══ Extracted data
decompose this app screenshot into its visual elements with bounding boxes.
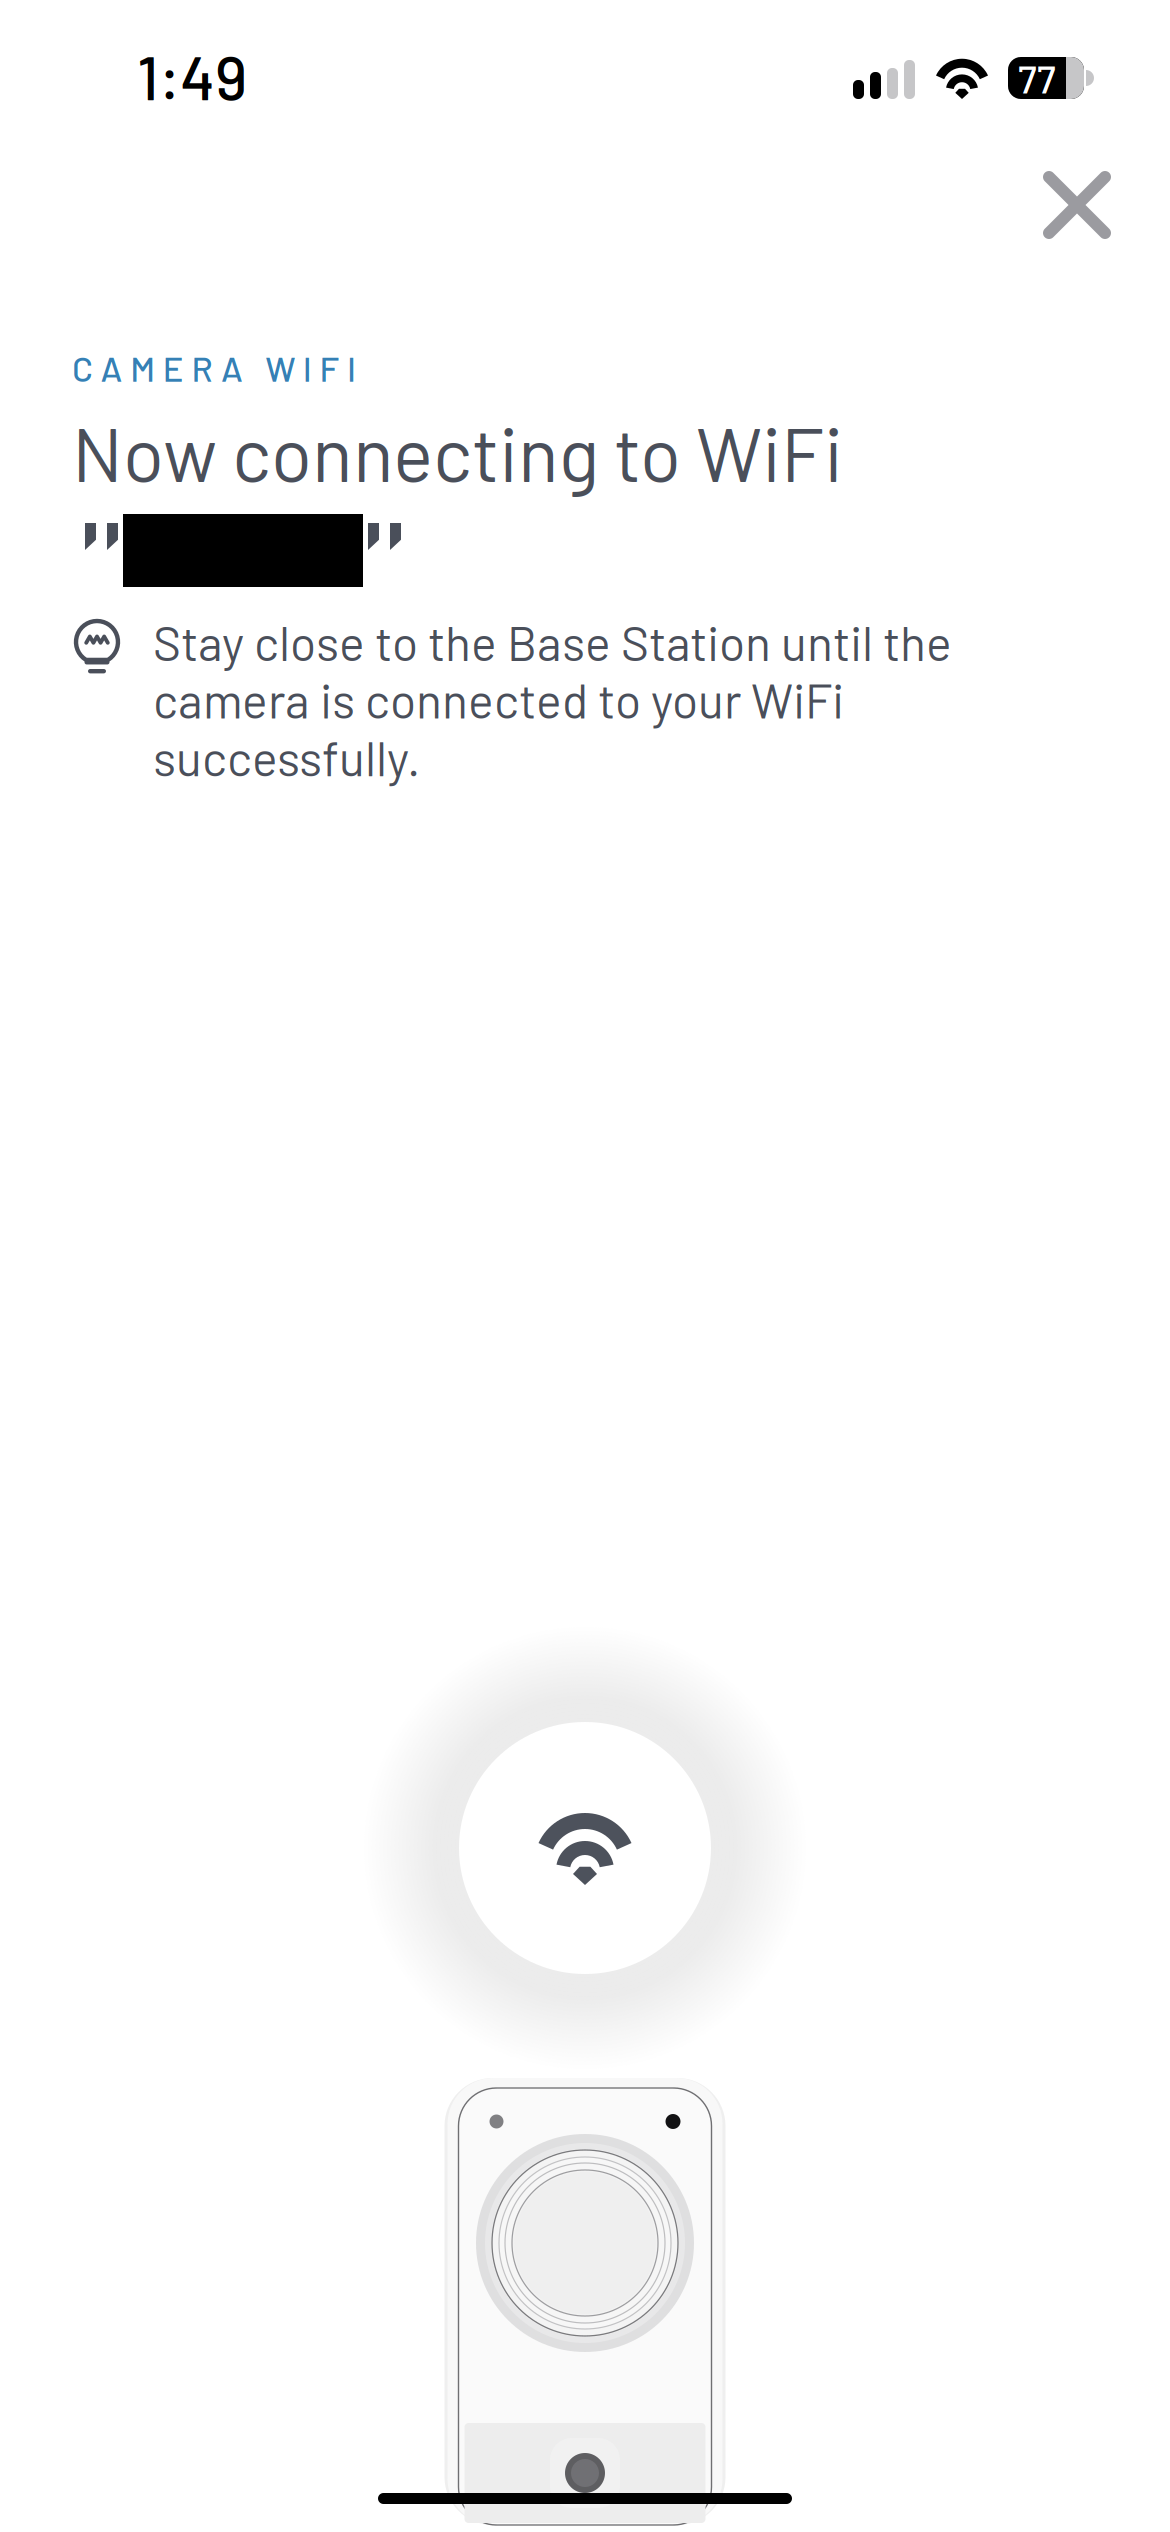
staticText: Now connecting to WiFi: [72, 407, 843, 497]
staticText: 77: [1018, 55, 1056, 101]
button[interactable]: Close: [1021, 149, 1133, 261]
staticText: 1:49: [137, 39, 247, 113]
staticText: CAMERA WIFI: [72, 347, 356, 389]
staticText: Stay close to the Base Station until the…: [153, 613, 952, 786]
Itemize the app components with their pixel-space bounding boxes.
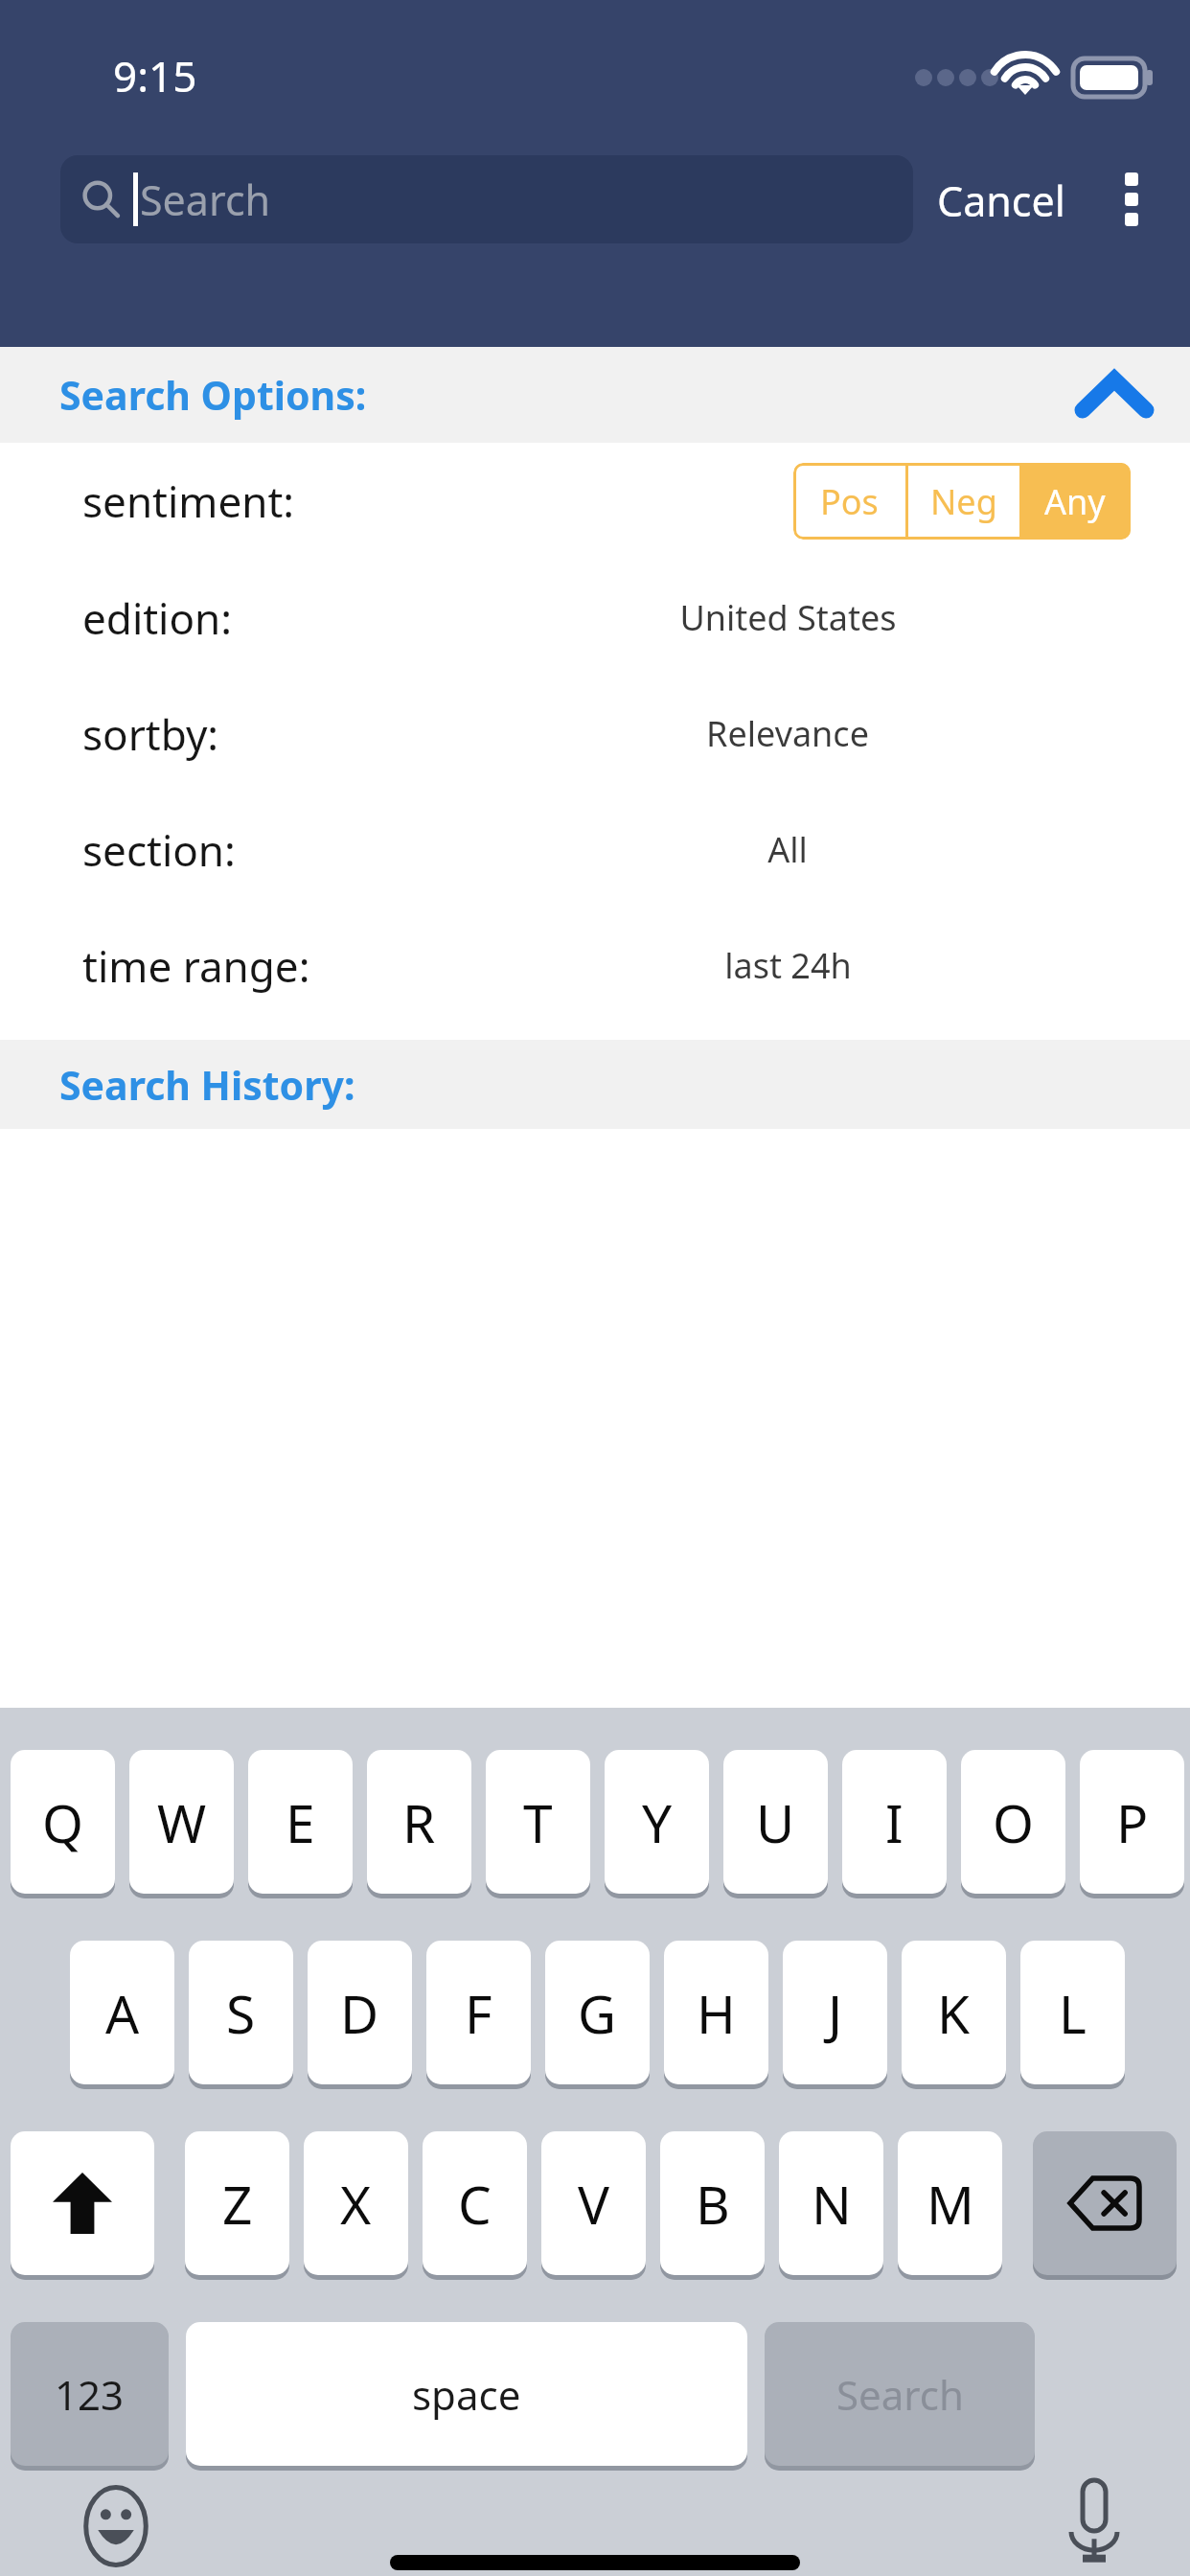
════
Exercise prompt =
Render every line of the records above as a JSON list of strings, one string per line, with blank lines omitted and the pictures left out.

Exercise answer =
[
  "decompose this app screenshot into its visual elements with bounding boxes.",
  "staticText: Now connecting to WiFi: [72, 407, 843, 497]",
  "staticText: 77: [1018, 55, 1056, 101]",
  "button[interactable]: Close: [1021, 149, 1133, 261]",
  "staticText: 1:49: [137, 39, 247, 113]",
  "staticText: CAMERA WIFI: [72, 347, 356, 389]",
  "staticText: Stay close to the Base Station until the…: [153, 613, 952, 786]",
  "Itemize the app components with their pixel-space bounding boxes."
]